### Records from a data source
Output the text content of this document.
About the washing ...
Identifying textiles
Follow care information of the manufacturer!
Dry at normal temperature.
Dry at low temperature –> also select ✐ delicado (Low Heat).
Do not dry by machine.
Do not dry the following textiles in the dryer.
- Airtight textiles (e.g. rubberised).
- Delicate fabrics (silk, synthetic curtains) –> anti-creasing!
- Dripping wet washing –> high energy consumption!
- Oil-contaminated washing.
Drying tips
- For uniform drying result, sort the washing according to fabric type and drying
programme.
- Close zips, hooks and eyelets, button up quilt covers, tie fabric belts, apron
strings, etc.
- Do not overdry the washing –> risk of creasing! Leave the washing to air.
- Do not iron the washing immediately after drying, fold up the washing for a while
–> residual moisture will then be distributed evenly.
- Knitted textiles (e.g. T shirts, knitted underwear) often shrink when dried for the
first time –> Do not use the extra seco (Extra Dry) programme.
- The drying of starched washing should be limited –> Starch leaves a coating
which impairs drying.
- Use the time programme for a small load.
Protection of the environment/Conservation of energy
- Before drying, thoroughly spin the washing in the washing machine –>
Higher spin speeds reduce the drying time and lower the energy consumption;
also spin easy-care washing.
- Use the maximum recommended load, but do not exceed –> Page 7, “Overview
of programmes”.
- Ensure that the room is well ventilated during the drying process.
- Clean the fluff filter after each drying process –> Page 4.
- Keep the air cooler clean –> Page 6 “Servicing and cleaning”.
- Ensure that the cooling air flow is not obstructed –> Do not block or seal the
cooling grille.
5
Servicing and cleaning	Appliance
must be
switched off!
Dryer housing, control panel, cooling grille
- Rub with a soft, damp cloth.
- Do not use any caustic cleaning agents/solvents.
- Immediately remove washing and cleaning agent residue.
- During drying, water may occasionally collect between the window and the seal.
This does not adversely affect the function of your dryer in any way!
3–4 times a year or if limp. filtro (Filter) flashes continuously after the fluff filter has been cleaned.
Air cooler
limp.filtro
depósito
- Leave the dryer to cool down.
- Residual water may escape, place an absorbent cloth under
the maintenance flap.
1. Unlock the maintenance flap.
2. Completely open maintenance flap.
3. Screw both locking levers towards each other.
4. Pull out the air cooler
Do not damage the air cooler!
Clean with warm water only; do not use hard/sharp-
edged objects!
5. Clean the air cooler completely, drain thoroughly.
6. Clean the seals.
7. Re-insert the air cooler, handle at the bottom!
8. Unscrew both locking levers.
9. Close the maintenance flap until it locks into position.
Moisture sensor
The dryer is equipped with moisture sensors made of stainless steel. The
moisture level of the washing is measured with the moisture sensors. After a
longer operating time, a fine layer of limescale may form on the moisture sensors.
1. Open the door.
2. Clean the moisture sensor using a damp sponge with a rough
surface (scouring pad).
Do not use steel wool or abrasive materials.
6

### EXERCISE DESCRIPTION
Search the records for the word "Ensure" and copy every line where it occurs.

### ANSWER TO THE TASK
- Ensure that the room is well ventilated during the drying process.
- Ensure that the cooling air flow is not obstructed –> Do not block or seal the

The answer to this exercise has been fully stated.